##### Information shown
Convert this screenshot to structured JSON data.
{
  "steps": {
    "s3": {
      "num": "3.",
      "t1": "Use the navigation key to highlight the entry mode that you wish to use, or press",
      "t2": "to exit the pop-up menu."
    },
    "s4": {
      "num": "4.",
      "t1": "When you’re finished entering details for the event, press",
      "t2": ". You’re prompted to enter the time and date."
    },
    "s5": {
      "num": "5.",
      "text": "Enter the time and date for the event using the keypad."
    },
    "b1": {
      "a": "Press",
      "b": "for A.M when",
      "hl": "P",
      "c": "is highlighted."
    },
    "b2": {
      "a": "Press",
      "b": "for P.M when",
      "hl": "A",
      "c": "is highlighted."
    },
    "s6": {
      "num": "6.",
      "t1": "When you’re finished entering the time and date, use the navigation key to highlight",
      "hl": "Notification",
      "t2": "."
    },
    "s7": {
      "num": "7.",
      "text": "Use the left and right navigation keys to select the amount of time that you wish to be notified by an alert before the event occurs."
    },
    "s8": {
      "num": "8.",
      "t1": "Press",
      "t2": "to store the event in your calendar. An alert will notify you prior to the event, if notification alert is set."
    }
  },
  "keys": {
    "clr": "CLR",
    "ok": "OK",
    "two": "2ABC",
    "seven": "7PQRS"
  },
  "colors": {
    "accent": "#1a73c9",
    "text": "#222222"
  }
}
##########
Request:
Restate all of the entries above precisely.

Response:
Convert this screenshot to structured JSON data.
{
  "steps": {
    "s3": {
      "num": "3.",
      "t1": "Use the navigation key to highlight the entry mode that you wish to use, or press",
      "t2": "to exit the pop-up menu."
    },
    "s4": {
      "num": "4.",
      "t1": "When you’re finished entering details for the event, press",
      "t2": ". You’re prompted to enter the time and date."
    },
    "s5": {
      "num": "5.",
      "text": "Enter the time and date for the event using the keypad."
    },
    "b1": {
      "a": "Press",
      "b": "for A.M when",
      "hl": "P",
      "c": "is highlighted."
    },
    "b2": {
      "a": "Press",
      "b": "for P.M when",
      "hl": "A",
      "c": "is highlighted."
    },
    "s6": {
      "num": "6.",
      "t1": "When you’re finished entering the time and date, use the navigation key to highlight",
      "hl": "Notification",
      "t2": "."
    },
    "s7": {
      "num": "7.",
      "text": "Use the left and right navigation keys to select the amount of time that you wish to be notified by an alert before the event occurs."
    },
    "s8": {
      "num": "8.",
      "t1": "Press",
      "t2": "to store the event in your calendar. An alert will notify you prior to the event, if notification alert is set."
    }
  },
  "keys": {
    "clr": "CLR",
    "ok": "OK",
    "two": "2ABC",
    "seven": "7PQRS"
  },
  "colors": {
    "accent": "#1a73c9",
    "text": "#222222"
  }
}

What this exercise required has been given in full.